# Start of Extracted information

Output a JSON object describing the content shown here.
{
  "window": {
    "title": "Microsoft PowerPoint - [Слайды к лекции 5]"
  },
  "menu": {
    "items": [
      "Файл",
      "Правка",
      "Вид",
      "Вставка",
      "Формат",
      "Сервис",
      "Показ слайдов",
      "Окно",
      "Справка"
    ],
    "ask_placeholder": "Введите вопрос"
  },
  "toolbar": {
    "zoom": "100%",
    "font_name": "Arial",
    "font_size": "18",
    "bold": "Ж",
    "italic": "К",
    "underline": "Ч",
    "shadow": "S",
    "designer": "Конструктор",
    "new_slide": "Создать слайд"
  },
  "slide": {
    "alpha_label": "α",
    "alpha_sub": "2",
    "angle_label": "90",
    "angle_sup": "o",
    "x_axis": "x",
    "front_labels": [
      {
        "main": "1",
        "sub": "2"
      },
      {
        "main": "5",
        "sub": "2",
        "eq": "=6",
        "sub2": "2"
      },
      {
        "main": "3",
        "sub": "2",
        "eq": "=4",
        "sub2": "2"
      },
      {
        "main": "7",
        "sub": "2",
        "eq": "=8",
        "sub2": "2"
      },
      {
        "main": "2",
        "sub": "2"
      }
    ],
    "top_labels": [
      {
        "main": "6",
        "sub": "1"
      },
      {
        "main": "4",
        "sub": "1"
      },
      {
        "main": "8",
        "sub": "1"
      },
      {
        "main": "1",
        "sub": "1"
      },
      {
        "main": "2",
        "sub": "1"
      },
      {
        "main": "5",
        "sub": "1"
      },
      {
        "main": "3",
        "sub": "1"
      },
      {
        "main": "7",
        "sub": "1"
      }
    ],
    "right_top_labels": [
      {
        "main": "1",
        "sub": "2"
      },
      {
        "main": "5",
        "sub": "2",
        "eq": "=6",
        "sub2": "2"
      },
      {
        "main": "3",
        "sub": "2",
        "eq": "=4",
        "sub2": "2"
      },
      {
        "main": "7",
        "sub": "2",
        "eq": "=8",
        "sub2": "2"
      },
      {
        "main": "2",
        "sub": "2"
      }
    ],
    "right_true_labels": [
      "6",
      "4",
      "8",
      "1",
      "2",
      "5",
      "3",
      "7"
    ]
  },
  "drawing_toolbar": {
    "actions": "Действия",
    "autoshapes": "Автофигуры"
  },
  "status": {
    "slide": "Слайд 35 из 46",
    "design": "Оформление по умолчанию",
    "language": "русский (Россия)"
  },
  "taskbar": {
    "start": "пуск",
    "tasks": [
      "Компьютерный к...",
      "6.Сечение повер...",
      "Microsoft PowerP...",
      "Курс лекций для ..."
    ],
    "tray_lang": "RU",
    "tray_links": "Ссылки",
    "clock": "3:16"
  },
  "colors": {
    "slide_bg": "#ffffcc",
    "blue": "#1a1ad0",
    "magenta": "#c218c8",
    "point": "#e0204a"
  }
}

# End of Extracted information

* **What you have to do**
Isolate each line of the listing above that includes "Microsoft". Copy it.

* **Correct output**
    "title": "Microsoft PowerPoint - [Слайды к лекции 5]"
      "Microsoft PowerP...",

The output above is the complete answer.